What you should do - Copy out each line that mentions the word "name".

start Extracted entries

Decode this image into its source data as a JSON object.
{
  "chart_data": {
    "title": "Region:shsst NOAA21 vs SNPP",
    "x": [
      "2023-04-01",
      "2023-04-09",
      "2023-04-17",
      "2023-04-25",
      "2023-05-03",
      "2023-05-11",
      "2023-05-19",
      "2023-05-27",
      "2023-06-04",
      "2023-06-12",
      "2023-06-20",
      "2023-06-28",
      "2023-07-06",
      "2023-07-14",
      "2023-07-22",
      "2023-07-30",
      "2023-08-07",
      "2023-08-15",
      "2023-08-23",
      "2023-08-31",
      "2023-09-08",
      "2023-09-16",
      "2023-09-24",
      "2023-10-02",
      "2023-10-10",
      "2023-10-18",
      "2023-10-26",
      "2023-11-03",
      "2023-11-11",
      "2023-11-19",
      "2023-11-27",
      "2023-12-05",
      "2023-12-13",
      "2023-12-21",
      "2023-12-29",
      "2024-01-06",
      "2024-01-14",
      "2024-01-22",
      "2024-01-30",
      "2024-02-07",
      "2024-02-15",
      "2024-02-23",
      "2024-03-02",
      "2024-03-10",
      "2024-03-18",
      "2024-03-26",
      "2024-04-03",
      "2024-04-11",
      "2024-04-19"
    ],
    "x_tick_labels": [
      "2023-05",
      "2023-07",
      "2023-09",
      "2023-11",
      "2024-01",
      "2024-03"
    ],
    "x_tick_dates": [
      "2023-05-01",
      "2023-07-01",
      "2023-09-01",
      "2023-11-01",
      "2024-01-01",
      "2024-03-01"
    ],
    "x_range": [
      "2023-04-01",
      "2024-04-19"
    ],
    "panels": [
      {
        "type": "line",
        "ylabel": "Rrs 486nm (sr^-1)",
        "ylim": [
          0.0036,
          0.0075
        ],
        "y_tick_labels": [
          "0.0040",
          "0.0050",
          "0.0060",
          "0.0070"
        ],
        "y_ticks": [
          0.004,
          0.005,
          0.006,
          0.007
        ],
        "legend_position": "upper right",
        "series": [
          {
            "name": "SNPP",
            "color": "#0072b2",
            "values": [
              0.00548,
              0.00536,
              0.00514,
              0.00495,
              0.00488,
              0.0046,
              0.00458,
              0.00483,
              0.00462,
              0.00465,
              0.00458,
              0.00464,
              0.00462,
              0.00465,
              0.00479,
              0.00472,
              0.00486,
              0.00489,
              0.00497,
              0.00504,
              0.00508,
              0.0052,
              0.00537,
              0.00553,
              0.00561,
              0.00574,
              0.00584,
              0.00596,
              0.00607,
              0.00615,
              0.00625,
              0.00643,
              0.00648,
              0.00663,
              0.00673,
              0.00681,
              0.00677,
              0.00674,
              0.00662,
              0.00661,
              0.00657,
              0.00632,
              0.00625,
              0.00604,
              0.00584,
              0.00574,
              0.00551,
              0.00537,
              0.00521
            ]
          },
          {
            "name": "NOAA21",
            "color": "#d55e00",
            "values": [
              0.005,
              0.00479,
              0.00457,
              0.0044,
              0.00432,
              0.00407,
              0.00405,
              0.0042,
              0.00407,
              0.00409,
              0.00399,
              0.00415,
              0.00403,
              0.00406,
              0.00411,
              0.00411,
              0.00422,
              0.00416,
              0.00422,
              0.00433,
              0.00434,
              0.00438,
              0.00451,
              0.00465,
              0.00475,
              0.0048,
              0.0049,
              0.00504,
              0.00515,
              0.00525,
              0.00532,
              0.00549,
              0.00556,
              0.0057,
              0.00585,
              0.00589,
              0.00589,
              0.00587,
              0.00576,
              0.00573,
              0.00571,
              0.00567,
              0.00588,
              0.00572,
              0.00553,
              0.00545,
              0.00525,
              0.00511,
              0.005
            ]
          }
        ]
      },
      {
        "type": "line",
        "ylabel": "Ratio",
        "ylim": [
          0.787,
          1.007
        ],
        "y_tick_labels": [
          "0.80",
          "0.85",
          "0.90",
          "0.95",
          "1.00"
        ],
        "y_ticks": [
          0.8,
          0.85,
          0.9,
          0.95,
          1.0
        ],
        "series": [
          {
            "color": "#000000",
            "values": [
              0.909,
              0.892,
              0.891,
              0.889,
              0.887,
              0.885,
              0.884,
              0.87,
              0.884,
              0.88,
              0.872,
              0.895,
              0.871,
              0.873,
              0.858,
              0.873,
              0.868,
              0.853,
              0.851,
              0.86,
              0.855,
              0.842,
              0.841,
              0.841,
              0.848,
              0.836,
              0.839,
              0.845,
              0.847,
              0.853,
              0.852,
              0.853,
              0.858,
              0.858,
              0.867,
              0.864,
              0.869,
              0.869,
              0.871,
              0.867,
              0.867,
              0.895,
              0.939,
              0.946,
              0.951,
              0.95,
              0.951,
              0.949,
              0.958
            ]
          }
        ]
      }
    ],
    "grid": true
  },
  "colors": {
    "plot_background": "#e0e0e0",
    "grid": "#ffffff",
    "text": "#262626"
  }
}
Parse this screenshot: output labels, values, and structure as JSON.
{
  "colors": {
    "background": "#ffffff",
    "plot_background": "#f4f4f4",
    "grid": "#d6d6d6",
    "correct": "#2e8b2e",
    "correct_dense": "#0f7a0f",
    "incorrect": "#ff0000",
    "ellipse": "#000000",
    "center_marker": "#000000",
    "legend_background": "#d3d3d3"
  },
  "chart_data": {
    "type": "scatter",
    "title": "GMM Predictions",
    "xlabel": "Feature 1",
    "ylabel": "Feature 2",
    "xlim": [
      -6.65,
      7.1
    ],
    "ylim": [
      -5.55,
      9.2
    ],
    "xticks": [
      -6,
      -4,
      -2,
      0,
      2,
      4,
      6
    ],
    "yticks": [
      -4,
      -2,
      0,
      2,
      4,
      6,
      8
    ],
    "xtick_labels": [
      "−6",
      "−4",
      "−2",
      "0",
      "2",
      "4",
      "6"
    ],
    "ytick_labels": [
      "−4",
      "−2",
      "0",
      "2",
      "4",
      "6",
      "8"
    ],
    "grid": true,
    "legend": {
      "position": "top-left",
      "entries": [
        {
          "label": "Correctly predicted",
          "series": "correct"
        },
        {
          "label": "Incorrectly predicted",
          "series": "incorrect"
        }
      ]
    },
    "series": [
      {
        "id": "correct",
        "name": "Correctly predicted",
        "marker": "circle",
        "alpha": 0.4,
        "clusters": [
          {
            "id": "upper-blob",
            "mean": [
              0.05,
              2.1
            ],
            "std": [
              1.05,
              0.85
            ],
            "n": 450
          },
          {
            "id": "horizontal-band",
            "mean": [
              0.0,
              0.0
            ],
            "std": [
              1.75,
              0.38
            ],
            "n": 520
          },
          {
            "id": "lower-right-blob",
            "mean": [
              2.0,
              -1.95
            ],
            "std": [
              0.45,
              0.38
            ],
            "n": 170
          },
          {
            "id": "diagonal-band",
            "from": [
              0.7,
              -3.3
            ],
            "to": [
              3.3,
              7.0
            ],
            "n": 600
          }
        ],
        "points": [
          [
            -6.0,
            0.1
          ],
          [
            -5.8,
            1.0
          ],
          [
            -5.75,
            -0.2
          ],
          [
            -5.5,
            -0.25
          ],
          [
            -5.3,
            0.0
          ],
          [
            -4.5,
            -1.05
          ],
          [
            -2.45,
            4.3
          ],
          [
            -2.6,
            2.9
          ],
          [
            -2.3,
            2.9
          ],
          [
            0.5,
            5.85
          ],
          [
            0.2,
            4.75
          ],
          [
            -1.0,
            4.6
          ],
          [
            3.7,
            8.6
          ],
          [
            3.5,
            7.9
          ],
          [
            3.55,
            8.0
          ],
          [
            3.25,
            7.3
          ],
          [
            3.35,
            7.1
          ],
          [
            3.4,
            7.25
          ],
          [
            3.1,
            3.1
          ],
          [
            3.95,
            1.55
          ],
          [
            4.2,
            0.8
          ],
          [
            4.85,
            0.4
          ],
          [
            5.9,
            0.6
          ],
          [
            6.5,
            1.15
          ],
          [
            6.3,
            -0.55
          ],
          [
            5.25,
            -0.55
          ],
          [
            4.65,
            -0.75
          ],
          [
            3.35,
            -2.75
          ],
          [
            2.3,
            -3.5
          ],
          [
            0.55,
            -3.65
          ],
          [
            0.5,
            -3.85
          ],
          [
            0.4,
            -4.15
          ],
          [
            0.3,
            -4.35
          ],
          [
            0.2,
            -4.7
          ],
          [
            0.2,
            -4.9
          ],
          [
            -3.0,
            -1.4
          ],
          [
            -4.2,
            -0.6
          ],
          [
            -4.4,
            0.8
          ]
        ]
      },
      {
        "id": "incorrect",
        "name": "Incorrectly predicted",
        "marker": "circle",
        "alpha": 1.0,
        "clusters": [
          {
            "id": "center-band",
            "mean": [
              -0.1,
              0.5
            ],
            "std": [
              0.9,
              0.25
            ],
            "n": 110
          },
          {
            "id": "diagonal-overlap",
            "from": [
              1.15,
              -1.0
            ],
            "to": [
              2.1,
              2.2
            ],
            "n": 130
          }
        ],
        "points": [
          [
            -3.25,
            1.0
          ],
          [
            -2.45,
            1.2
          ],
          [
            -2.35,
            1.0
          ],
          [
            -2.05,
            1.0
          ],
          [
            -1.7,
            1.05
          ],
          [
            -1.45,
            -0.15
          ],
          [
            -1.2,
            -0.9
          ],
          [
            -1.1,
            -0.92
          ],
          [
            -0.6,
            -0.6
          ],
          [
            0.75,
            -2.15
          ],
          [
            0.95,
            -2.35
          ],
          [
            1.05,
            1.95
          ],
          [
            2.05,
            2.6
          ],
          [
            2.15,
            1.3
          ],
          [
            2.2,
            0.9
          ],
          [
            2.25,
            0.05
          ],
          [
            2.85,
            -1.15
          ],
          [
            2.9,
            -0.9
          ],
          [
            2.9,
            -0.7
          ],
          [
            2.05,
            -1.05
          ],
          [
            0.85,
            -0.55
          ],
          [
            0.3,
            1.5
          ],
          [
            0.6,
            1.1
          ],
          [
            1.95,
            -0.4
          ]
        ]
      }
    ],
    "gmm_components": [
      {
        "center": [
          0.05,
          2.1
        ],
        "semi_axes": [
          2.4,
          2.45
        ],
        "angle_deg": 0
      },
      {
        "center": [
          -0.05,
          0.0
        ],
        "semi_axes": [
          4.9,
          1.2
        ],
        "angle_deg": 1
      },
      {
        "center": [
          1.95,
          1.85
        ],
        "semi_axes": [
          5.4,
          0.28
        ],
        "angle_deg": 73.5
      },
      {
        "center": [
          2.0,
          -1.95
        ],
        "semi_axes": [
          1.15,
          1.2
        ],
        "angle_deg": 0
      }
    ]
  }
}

end Extracted entries

Final result -
            "name": "SNPP",
            "name": "NOAA21",
        "name": "Correctly predicted",
        "name": "Incorrectly predicted",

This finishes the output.